● DESCRIPTION OF THE TASK
Locate the lines that hold the string "تکمیل". Copy every such line.

● PROVIDED ENTRIES

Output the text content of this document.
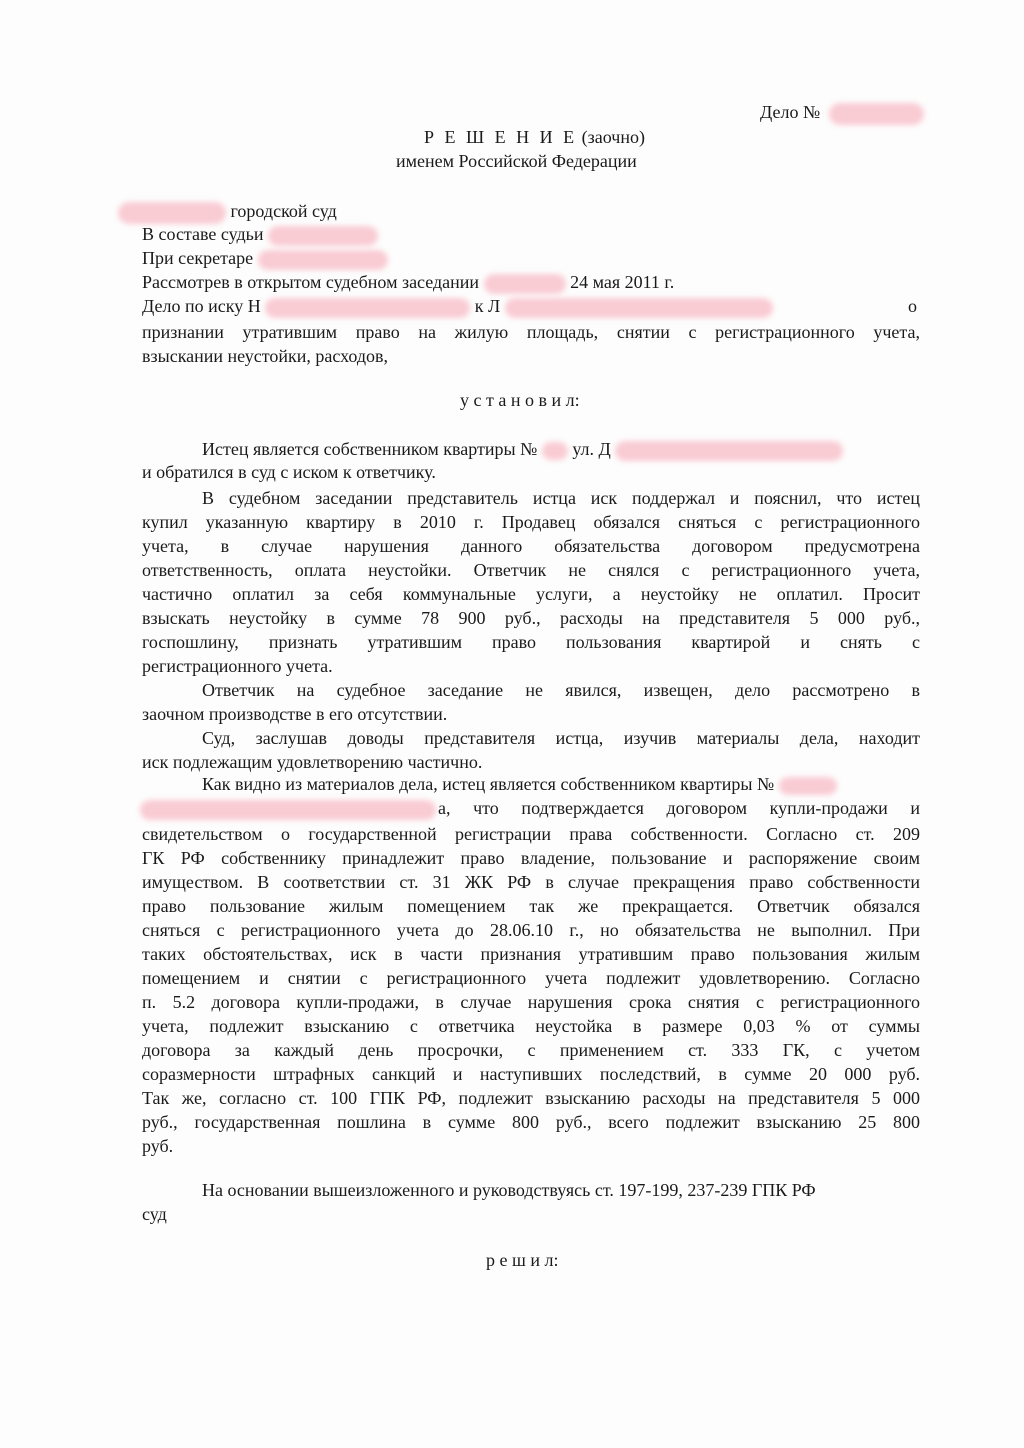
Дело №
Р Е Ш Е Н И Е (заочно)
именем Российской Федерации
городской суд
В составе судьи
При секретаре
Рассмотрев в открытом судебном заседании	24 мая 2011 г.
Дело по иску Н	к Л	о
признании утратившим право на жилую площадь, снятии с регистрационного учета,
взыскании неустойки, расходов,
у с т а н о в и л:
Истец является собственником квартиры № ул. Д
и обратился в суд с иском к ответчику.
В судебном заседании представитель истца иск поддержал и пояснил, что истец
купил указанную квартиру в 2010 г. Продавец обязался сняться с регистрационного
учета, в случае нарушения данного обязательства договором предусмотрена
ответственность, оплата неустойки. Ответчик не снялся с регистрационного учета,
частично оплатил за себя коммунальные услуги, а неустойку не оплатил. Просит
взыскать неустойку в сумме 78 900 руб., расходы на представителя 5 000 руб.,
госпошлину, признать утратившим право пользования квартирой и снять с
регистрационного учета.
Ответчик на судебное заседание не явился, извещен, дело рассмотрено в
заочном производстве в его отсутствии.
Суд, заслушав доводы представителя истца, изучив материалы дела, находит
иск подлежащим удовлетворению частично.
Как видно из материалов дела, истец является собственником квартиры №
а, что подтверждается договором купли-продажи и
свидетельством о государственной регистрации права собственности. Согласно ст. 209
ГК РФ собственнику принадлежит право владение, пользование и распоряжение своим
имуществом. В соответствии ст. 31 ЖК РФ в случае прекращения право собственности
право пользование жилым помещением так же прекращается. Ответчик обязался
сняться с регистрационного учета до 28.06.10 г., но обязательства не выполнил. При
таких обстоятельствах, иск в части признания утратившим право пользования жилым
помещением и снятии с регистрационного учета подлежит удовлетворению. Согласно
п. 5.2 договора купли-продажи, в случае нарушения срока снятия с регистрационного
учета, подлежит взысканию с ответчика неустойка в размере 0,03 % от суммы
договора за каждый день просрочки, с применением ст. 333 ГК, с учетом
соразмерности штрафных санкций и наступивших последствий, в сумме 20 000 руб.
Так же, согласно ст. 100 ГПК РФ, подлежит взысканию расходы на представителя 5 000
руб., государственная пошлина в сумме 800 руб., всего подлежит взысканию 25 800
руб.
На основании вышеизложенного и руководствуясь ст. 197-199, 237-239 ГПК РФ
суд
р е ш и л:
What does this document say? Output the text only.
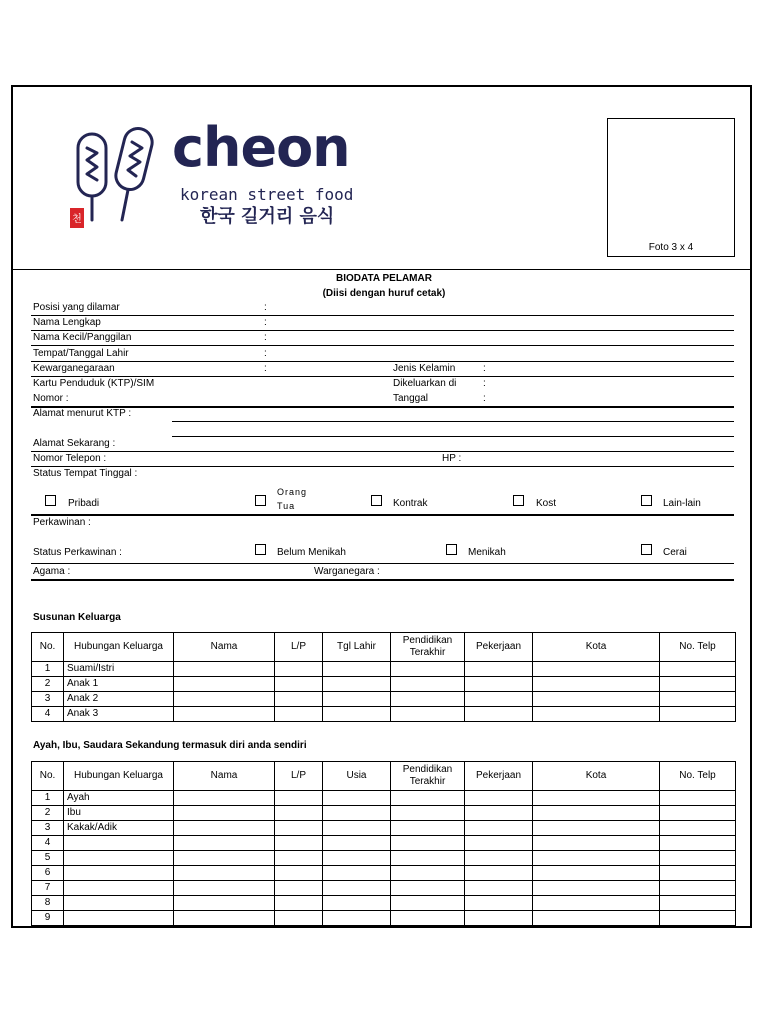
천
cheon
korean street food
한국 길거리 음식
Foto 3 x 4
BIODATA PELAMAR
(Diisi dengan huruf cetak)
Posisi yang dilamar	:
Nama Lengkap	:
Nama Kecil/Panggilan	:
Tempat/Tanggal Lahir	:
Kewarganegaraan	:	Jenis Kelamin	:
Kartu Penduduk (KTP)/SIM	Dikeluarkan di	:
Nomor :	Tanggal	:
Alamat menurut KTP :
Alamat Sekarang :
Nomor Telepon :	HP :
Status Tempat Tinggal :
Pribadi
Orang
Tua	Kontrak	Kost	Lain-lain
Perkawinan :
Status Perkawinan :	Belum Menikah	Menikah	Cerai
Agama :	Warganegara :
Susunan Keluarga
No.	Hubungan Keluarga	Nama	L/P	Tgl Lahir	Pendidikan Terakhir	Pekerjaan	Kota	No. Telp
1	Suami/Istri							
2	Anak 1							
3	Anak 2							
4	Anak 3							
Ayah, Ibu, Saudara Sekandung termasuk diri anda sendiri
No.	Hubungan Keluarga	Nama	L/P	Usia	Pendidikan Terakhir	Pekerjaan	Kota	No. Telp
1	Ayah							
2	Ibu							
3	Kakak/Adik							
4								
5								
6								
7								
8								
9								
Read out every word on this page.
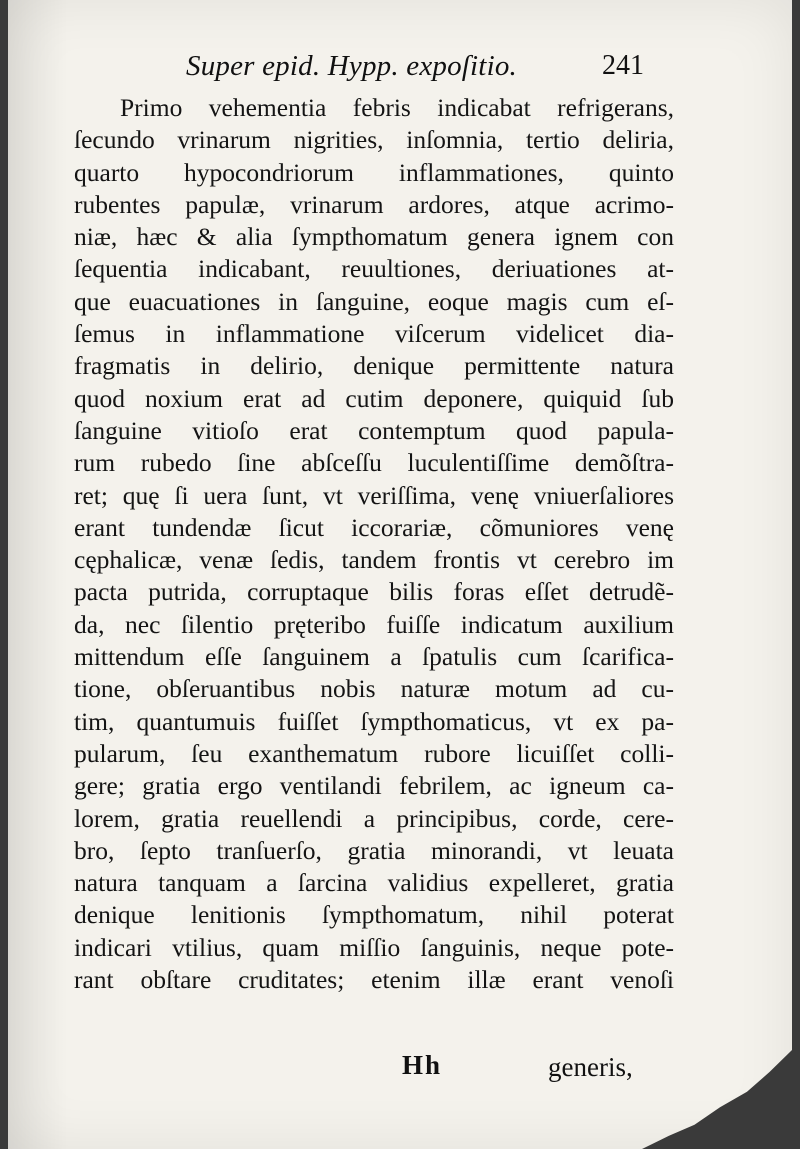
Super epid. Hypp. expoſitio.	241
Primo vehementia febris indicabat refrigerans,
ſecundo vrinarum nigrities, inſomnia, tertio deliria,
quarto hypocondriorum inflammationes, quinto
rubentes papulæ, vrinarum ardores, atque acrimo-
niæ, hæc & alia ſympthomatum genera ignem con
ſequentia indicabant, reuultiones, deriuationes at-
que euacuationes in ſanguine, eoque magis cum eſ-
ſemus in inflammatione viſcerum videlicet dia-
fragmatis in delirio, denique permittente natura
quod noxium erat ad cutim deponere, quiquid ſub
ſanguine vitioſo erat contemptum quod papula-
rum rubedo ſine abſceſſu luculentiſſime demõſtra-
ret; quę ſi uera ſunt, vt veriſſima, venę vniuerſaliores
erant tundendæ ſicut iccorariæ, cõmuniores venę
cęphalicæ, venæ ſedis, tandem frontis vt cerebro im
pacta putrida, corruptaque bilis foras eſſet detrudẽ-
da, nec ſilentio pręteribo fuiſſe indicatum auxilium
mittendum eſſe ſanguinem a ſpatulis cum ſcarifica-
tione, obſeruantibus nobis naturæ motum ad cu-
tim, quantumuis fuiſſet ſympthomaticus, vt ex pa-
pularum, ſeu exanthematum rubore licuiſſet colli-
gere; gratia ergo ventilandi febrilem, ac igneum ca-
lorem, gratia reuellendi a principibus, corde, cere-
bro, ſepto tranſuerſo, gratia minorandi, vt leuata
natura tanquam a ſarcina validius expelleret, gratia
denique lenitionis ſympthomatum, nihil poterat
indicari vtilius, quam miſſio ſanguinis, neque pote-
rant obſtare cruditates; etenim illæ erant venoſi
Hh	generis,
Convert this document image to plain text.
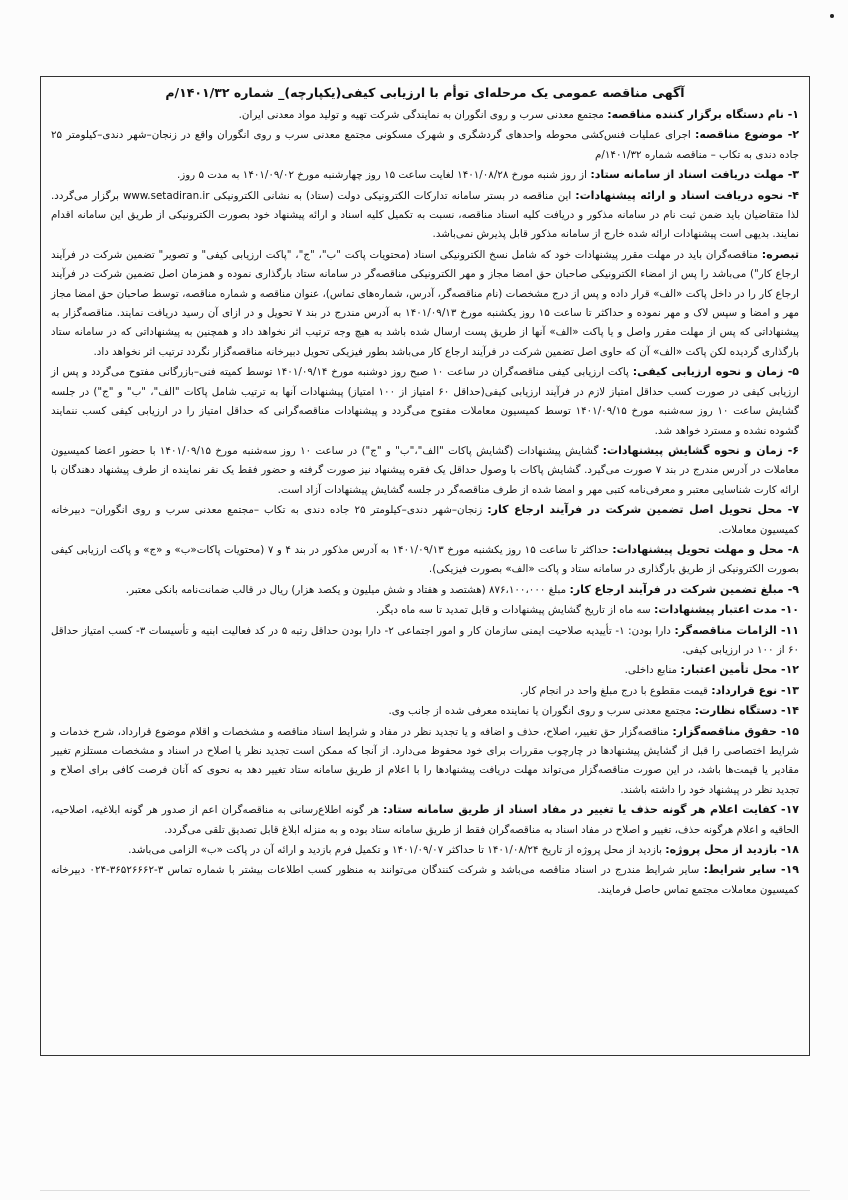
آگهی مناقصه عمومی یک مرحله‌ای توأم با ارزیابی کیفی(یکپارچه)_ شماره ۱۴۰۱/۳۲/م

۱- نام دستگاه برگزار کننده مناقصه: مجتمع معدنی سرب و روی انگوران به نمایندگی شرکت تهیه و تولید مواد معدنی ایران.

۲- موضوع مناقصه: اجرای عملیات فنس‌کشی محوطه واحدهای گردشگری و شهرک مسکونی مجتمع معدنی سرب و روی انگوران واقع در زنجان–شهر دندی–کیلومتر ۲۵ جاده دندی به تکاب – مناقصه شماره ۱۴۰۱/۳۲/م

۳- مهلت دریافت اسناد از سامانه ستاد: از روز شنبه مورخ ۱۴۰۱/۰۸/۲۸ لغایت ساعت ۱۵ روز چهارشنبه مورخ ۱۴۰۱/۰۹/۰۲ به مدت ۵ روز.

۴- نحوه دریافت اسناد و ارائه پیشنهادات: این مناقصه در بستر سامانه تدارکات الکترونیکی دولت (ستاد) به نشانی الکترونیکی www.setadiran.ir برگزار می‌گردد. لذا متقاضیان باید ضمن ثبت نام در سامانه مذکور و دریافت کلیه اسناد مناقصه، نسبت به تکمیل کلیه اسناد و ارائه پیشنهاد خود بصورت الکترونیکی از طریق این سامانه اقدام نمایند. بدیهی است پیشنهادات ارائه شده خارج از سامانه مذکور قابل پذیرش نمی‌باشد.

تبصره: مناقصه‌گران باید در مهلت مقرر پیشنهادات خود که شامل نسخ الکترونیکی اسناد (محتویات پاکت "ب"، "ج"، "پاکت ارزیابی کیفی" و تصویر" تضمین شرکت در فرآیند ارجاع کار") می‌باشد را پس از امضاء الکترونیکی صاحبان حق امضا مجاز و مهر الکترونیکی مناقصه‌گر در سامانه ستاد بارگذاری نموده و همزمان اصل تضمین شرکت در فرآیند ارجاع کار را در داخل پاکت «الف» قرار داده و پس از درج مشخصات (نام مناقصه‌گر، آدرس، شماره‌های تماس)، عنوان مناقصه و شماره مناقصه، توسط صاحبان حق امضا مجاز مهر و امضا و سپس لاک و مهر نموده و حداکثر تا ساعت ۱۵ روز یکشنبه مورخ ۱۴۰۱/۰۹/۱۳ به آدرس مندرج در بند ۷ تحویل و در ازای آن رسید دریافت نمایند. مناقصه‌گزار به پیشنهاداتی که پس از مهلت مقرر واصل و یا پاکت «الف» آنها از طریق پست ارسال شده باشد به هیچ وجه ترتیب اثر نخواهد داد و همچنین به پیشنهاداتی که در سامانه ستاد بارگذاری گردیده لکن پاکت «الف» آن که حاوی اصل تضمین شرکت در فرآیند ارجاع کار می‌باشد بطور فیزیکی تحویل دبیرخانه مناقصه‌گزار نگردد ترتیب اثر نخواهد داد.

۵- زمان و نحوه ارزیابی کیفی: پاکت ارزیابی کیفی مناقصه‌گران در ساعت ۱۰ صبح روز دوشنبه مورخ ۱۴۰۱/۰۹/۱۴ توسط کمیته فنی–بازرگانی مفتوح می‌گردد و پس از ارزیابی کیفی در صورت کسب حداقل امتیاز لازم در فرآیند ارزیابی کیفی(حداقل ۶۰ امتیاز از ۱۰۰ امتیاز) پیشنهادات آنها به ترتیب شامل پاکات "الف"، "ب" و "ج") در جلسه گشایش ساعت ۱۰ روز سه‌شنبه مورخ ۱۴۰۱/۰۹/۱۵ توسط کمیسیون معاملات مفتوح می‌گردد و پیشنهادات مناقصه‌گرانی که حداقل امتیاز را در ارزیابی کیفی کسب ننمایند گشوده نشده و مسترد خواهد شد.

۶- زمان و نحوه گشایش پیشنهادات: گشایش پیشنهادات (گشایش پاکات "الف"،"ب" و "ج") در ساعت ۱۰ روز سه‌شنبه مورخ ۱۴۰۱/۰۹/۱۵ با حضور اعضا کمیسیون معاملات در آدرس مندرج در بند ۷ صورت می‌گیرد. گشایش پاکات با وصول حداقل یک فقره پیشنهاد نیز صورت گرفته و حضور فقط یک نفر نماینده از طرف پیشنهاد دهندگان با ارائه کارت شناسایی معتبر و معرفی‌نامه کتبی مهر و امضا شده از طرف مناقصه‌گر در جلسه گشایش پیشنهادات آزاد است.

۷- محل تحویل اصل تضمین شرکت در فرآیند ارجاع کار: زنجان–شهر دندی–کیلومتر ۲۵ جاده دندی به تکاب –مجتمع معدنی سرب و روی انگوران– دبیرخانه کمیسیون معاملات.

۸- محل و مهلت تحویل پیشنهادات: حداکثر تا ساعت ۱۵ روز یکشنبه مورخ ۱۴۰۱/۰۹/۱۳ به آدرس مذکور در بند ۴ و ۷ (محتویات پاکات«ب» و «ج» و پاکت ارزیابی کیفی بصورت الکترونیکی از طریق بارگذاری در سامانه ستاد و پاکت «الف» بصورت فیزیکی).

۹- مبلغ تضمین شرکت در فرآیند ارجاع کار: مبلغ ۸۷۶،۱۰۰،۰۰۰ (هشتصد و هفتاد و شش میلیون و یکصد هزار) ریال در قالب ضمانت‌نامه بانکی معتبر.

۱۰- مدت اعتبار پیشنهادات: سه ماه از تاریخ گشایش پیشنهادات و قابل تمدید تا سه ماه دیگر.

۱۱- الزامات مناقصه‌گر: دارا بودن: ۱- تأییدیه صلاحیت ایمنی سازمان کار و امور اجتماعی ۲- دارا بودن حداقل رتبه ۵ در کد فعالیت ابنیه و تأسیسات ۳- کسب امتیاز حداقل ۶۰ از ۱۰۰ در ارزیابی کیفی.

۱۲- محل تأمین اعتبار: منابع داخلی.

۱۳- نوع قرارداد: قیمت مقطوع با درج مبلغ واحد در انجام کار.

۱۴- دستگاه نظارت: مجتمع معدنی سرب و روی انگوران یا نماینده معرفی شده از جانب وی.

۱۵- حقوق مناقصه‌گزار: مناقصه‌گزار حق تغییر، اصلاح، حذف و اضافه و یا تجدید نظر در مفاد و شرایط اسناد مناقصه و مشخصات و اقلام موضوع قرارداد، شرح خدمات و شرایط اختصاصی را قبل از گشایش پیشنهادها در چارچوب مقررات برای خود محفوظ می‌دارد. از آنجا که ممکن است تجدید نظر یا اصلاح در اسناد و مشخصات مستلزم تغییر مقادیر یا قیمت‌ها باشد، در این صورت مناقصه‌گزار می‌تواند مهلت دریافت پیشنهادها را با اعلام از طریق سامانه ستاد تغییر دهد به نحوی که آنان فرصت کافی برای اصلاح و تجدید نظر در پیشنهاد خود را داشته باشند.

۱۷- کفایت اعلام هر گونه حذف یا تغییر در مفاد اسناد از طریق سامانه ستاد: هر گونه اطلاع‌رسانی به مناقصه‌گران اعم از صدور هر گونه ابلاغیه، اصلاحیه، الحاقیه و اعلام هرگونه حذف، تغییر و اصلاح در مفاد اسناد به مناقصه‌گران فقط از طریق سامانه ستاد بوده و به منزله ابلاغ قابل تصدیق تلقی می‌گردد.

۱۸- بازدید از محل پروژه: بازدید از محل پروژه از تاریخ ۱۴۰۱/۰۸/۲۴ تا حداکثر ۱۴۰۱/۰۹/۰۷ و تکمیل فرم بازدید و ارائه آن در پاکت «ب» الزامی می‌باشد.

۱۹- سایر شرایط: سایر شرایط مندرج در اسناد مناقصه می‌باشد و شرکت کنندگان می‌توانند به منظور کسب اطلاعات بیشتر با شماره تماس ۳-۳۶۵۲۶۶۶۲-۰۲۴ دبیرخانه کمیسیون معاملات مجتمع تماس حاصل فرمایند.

● SOLVED PROBLEM
۴- نحوه دریافت اسناد و ارائه پیشنهادات: این مناقصه در بستر سامانه تدارکات الکترونیکی دولت (ستاد) به نشانی الکترونیکی www.setadiran.ir برگزار می‌گردد. لذا متقاضیان باید ضمن ثبت نام در سامانه مذکور و دریافت کلیه اسناد مناقصه، نسبت به تکمیل کلیه اسناد و ارائه پیشنهاد خود بصورت الکترونیکی از طریق این سامانه اقدام نمایند. بدیهی است پیشنهادات ارائه شده خارج از سامانه مذکور قابل پذیرش نمی‌باشد.
۱۸- بازدید از محل پروژه: بازدید از محل پروژه از تاریخ ۱۴۰۱/۰۸/۲۴ تا حداکثر ۱۴۰۱/۰۹/۰۷ و تکمیل فرم بازدید و ارائه آن در پاکت «ب» الزامی می‌باشد.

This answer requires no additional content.